Exercise
Quote each line of the material verbatim, without the pictures.

[Start]

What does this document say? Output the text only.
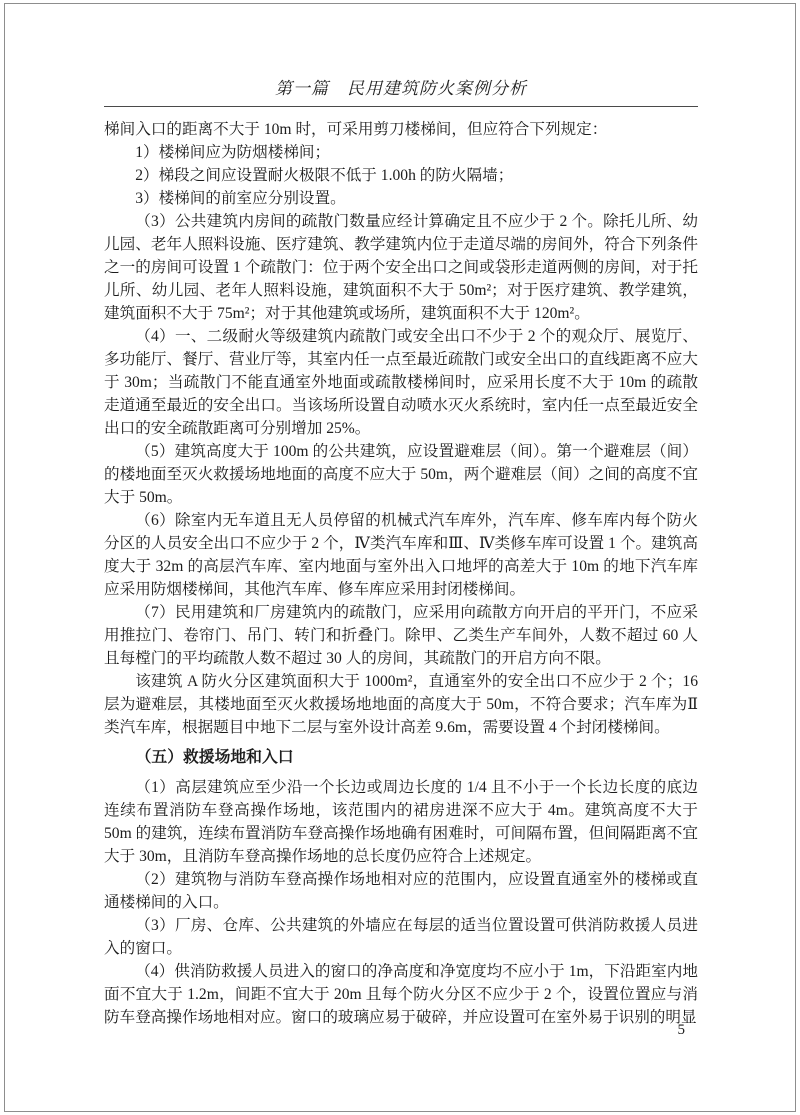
第一篇　民用建筑防火案例分析

梯间入口的距离不大于 10m 时，可采用剪刀楼梯间，但应符合下列规定：

1）楼梯间应为防烟楼梯间；

2）梯段之间应设置耐火极限不低于 1.00h 的防火隔墙；

3）楼梯间的前室应分别设置。

（3）公共建筑内房间的疏散门数量应经计算确定且不应少于 2 个。除托儿所、幼儿园、老年人照料设施、医疗建筑、教学建筑内位于走道尽端的房间外，符合下列条件之一的房间可设置 1 个疏散门：位于两个安全出口之间或袋形走道两侧的房间，对于托儿所、幼儿园、老年人照料设施，建筑面积不大于 50m²；对于医疗建筑、教学建筑，建筑面积不大于 75m²；对于其他建筑或场所，建筑面积不大于 120m²。

（4）一、二级耐火等级建筑内疏散门或安全出口不少于 2 个的观众厅、展览厅、多功能厅、餐厅、营业厅等，其室内任一点至最近疏散门或安全出口的直线距离不应大于 30m；当疏散门不能直通室外地面或疏散楼梯间时，应采用长度不大于 10m 的疏散走道通至最近的安全出口。当该场所设置自动喷水灭火系统时，室内任一点至最近安全出口的安全疏散距离可分别增加 25%。

（5）建筑高度大于 100m 的公共建筑，应设置避难层（间）。第一个避难层（间）的楼地面至灭火救援场地地面的高度不应大于 50m，两个避难层（间）之间的高度不宜大于 50m。

（6）除室内无车道且无人员停留的机械式汽车库外，汽车库、修车库内每个防火分区的人员安全出口不应少于 2 个，Ⅳ类汽车库和Ⅲ、Ⅳ类修车库可设置 1 个。建筑高度大于 32m 的高层汽车库、室内地面与室外出入口地坪的高差大于 10m 的地下汽车库应采用防烟楼梯间，其他汽车库、修车库应采用封闭楼梯间。

（7）民用建筑和厂房建筑内的疏散门，应采用向疏散方向开启的平开门，不应采用推拉门、卷帘门、吊门、转门和折叠门。除甲、乙类生产车间外，人数不超过 60 人且每樘门的平均疏散人数不超过 30 人的房间，其疏散门的开启方向不限。

该建筑 A 防火分区建筑面积大于 1000m²，直通室外的安全出口不应少于 2 个；16 层为避难层，其楼地面至灭火救援场地地面的高度大于 50m，不符合要求；汽车库为Ⅱ类汽车库，根据题目中地下二层与室外设计高差 9.6m，需要设置 4 个封闭楼梯间。

（五）救援场地和入口

（1）高层建筑应至少沿一个长边或周边长度的 1/4 且不小于一个长边长度的底边连续布置消防车登高操作场地，该范围内的裙房进深不应大于 4m。建筑高度不大于 50m 的建筑，连续布置消防车登高操作场地确有困难时，可间隔布置，但间隔距离不宜大于 30m，且消防车登高操作场地的总长度仍应符合上述规定。

（2）建筑物与消防车登高操作场地相对应的范围内，应设置直通室外的楼梯或直通楼梯间的入口。

（3）厂房、仓库、公共建筑的外墙应在每层的适当位置设置可供消防救援人员进入的窗口。

（4）供消防救援人员进入的窗口的净高度和净宽度均不应小于 1m，下沿距室内地面不宜大于 1.2m，间距不宜大于 20m 且每个防火分区不应少于 2 个，设置位置应与消防车登高操作场地相对应。窗口的玻璃应易于破碎，并应设置可在室外易于识别的明显

5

[End]

Solved problem
What does this document say? Output the text only.
第一篇　民用建筑防火案例分析

梯间入口的距离不大于 10m 时，可采用剪刀楼梯间，但应符合下列规定：

1）楼梯间应为防烟楼梯间；

2）梯段之间应设置耐火极限不低于 1.00h 的防火隔墙；

3）楼梯间的前室应分别设置。

（3）公共建筑内房间的疏散门数量应经计算确定且不应少于 2 个。除托儿所、幼儿园、老年人照料设施、医疗建筑、教学建筑内位于走道尽端的房间外，符合下列条件之一的房间可设置 1 个疏散门：位于两个安全出口之间或袋形走道两侧的房间，对于托儿所、幼儿园、老年人照料设施，建筑面积不大于 50m²；对于医疗建筑、教学建筑，建筑面积不大于 75m²；对于其他建筑或场所，建筑面积不大于 120m²。

（4）一、二级耐火等级建筑内疏散门或安全出口不少于 2 个的观众厅、展览厅、多功能厅、餐厅、营业厅等，其室内任一点至最近疏散门或安全出口的直线距离不应大于 30m；当疏散门不能直通室外地面或疏散楼梯间时，应采用长度不大于 10m 的疏散走道通至最近的安全出口。当该场所设置自动喷水灭火系统时，室内任一点至最近安全出口的安全疏散距离可分别增加 25%。

（5）建筑高度大于 100m 的公共建筑，应设置避难层（间）。第一个避难层（间）的楼地面至灭火救援场地地面的高度不应大于 50m，两个避难层（间）之间的高度不宜大于 50m。

（6）除室内无车道且无人员停留的机械式汽车库外，汽车库、修车库内每个防火分区的人员安全出口不应少于 2 个，Ⅳ类汽车库和Ⅲ、Ⅳ类修车库可设置 1 个。建筑高度大于 32m 的高层汽车库、室内地面与室外出入口地坪的高差大于 10m 的地下汽车库应采用防烟楼梯间，其他汽车库、修车库应采用封闭楼梯间。

（7）民用建筑和厂房建筑内的疏散门，应采用向疏散方向开启的平开门，不应采用推拉门、卷帘门、吊门、转门和折叠门。除甲、乙类生产车间外，人数不超过 60 人且每樘门的平均疏散人数不超过 30 人的房间，其疏散门的开启方向不限。

该建筑 A 防火分区建筑面积大于 1000m²，直通室外的安全出口不应少于 2 个；16 层为避难层，其楼地面至灭火救援场地地面的高度大于 50m，不符合要求；汽车库为Ⅱ类汽车库，根据题目中地下二层与室外设计高差 9.6m，需要设置 4 个封闭楼梯间。

（五）救援场地和入口

（1）高层建筑应至少沿一个长边或周边长度的 1/4 且不小于一个长边长度的底边连续布置消防车登高操作场地，该范围内的裙房进深不应大于 4m。建筑高度不大于 50m 的建筑，连续布置消防车登高操作场地确有困难时，可间隔布置，但间隔距离不宜大于 30m，且消防车登高操作场地的总长度仍应符合上述规定。

（2）建筑物与消防车登高操作场地相对应的范围内，应设置直通室外的楼梯或直通楼梯间的入口。

（3）厂房、仓库、公共建筑的外墙应在每层的适当位置设置可供消防救援人员进入的窗口。

（4）供消防救援人员进入的窗口的净高度和净宽度均不应小于 1m，下沿距室内地面不宜大于 1.2m，间距不宜大于 20m 且每个防火分区不应少于 2 个，设置位置应与消防车登高操作场地相对应。窗口的玻璃应易于破碎，并应设置可在室外易于识别的明显

5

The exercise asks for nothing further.